▶ [Given problem]
Give the records back in full, exactly as they read.

[BEGIN Extracted entries]

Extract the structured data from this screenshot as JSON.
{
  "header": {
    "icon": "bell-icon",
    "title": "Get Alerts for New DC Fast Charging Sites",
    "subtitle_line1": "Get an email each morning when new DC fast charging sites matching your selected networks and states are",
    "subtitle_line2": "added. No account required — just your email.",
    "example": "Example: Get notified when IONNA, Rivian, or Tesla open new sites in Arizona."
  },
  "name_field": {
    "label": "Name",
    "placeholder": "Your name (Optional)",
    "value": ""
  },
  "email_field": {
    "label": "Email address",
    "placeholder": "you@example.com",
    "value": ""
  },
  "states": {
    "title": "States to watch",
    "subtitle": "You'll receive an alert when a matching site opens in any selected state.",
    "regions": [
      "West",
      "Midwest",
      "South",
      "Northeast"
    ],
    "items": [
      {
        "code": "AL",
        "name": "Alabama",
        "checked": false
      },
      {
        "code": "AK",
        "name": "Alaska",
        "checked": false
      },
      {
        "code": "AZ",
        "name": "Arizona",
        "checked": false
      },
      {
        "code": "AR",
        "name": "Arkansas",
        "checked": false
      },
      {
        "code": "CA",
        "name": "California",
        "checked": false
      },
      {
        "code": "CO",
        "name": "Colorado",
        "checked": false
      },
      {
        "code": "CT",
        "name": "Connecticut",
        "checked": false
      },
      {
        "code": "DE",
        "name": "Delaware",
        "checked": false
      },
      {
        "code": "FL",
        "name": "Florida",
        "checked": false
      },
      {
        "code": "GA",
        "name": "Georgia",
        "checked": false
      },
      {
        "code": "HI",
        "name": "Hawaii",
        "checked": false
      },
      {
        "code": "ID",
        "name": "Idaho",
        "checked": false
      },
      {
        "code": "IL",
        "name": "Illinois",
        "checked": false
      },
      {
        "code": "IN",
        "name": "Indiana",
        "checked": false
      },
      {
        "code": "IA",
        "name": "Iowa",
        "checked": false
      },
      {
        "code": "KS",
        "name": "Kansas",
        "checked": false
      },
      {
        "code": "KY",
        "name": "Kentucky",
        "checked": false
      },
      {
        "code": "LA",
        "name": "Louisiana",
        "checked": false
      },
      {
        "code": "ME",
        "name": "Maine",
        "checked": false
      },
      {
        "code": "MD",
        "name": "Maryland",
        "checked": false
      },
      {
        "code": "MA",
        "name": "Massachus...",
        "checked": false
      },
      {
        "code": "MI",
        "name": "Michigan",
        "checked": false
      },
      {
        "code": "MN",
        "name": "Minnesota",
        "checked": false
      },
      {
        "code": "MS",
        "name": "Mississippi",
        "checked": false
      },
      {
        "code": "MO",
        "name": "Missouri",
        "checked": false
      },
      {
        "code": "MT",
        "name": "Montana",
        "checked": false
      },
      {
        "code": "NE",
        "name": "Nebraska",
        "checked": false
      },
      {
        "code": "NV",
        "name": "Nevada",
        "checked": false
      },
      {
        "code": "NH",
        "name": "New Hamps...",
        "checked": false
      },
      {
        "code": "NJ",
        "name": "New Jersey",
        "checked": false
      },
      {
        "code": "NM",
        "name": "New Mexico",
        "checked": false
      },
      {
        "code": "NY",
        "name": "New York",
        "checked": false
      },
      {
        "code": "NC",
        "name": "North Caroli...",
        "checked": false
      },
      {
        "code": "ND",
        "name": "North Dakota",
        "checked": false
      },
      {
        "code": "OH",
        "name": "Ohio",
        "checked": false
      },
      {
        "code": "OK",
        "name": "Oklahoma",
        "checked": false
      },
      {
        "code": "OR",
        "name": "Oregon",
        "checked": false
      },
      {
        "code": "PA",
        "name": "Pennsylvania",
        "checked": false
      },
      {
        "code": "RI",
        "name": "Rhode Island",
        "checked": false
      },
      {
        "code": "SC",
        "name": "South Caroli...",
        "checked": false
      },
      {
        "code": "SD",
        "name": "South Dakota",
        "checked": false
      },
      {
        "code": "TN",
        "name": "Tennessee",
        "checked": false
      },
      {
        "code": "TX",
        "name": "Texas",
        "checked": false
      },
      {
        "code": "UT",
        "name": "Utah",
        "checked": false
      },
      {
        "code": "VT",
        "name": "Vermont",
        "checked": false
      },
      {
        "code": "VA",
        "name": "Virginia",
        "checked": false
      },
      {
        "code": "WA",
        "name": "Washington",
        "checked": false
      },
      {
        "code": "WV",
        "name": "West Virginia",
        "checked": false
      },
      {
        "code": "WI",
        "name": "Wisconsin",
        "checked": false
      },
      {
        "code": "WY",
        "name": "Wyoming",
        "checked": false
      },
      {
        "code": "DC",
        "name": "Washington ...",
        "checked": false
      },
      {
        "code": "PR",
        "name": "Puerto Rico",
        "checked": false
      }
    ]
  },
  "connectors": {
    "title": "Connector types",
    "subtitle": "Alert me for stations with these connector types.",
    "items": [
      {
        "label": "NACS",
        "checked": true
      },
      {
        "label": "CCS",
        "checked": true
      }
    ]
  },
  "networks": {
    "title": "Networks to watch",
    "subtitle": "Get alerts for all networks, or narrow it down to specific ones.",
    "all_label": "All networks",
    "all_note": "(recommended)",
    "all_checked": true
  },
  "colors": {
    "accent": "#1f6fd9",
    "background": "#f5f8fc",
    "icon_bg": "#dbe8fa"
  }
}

[END Extracted entries]

▶ [Task output]
Extract the structured data from this screenshot as JSON.
{
  "header": {
    "icon": "bell-icon",
    "title": "Get Alerts for New DC Fast Charging Sites",
    "subtitle_line1": "Get an email each morning when new DC fast charging sites matching your selected networks and states are",
    "subtitle_line2": "added. No account required — just your email.",
    "example": "Example: Get notified when IONNA, Rivian, or Tesla open new sites in Arizona."
  },
  "name_field": {
    "label": "Name",
    "placeholder": "Your name (Optional)",
    "value": ""
  },
  "email_field": {
    "label": "Email address",
    "placeholder": "you@example.com",
    "value": ""
  },
  "states": {
    "title": "States to watch",
    "subtitle": "You'll receive an alert when a matching site opens in any selected state.",
    "regions": [
      "West",
      "Midwest",
      "South",
      "Northeast"
    ],
    "items": [
      {
        "code": "AL",
        "name": "Alabama",
        "checked": false
      },
      {
        "code": "AK",
        "name": "Alaska",
        "checked": false
      },
      {
        "code": "AZ",
        "name": "Arizona",
        "checked": false
      },
      {
        "code": "AR",
        "name": "Arkansas",
        "checked": false
      },
      {
        "code": "CA",
        "name": "California",
        "checked": false
      },
      {
        "code": "CO",
        "name": "Colorado",
        "checked": false
      },
      {
        "code": "CT",
        "name": "Connecticut",
        "checked": false
      },
      {
        "code": "DE",
        "name": "Delaware",
        "checked": false
      },
      {
        "code": "FL",
        "name": "Florida",
        "checked": false
      },
      {
        "code": "GA",
        "name": "Georgia",
        "checked": false
      },
      {
        "code": "HI",
        "name": "Hawaii",
        "checked": false
      },
      {
        "code": "ID",
        "name": "Idaho",
        "checked": false
      },
      {
        "code": "IL",
        "name": "Illinois",
        "checked": false
      },
      {
        "code": "IN",
        "name": "Indiana",
        "checked": false
      },
      {
        "code": "IA",
        "name": "Iowa",
        "checked": false
      },
      {
        "code": "KS",
        "name": "Kansas",
        "checked": false
      },
      {
        "code": "KY",
        "name": "Kentucky",
        "checked": false
      },
      {
        "code": "LA",
        "name": "Louisiana",
        "checked": false
      },
      {
        "code": "ME",
        "name": "Maine",
        "checked": false
      },
      {
        "code": "MD",
        "name": "Maryland",
        "checked": false
      },
      {
        "code": "MA",
        "name": "Massachus...",
        "checked": false
      },
      {
        "code": "MI",
        "name": "Michigan",
        "checked": false
      },
      {
        "code": "MN",
        "name": "Minnesota",
        "checked": false
      },
      {
        "code": "MS",
        "name": "Mississippi",
        "checked": false
      },
      {
        "code": "MO",
        "name": "Missouri",
        "checked": false
      },
      {
        "code": "MT",
        "name": "Montana",
        "checked": false
      },
      {
        "code": "NE",
        "name": "Nebraska",
        "checked": false
      },
      {
        "code": "NV",
        "name": "Nevada",
        "checked": false
      },
      {
        "code": "NH",
        "name": "New Hamps...",
        "checked": false
      },
      {
        "code": "NJ",
        "name": "New Jersey",
        "checked": false
      },
      {
        "code": "NM",
        "name": "New Mexico",
        "checked": false
      },
      {
        "code": "NY",
        "name": "New York",
        "checked": false
      },
      {
        "code": "NC",
        "name": "North Caroli...",
        "checked": false
      },
      {
        "code": "ND",
        "name": "North Dakota",
        "checked": false
      },
      {
        "code": "OH",
        "name": "Ohio",
        "checked": false
      },
      {
        "code": "OK",
        "name": "Oklahoma",
        "checked": false
      },
      {
        "code": "OR",
        "name": "Oregon",
        "checked": false
      },
      {
        "code": "PA",
        "name": "Pennsylvania",
        "checked": false
      },
      {
        "code": "RI",
        "name": "Rhode Island",
        "checked": false
      },
      {
        "code": "SC",
        "name": "South Caroli...",
        "checked": false
      },
      {
        "code": "SD",
        "name": "South Dakota",
        "checked": false
      },
      {
        "code": "TN",
        "name": "Tennessee",
        "checked": false
      },
      {
        "code": "TX",
        "name": "Texas",
        "checked": false
      },
      {
        "code": "UT",
        "name": "Utah",
        "checked": false
      },
      {
        "code": "VT",
        "name": "Vermont",
        "checked": false
      },
      {
        "code": "VA",
        "name": "Virginia",
        "checked": false
      },
      {
        "code": "WA",
        "name": "Washington",
        "checked": false
      },
      {
        "code": "WV",
        "name": "West Virginia",
        "checked": false
      },
      {
        "code": "WI",
        "name": "Wisconsin",
        "checked": false
      },
      {
        "code": "WY",
        "name": "Wyoming",
        "checked": false
      },
      {
        "code": "DC",
        "name": "Washington ...",
        "checked": false
      },
      {
        "code": "PR",
        "name": "Puerto Rico",
        "checked": false
      }
    ]
  },
  "connectors": {
    "title": "Connector types",
    "subtitle": "Alert me for stations with these connector types.",
    "items": [
      {
        "label": "NACS",
        "checked": true
      },
      {
        "label": "CCS",
        "checked": true
      }
    ]
  },
  "networks": {
    "title": "Networks to watch",
    "subtitle": "Get alerts for all networks, or narrow it down to specific ones.",
    "all_label": "All networks",
    "all_note": "(recommended)",
    "all_checked": true
  },
  "colors": {
    "accent": "#1f6fd9",
    "background": "#f5f8fc",
    "icon_bg": "#dbe8fa"
  }
}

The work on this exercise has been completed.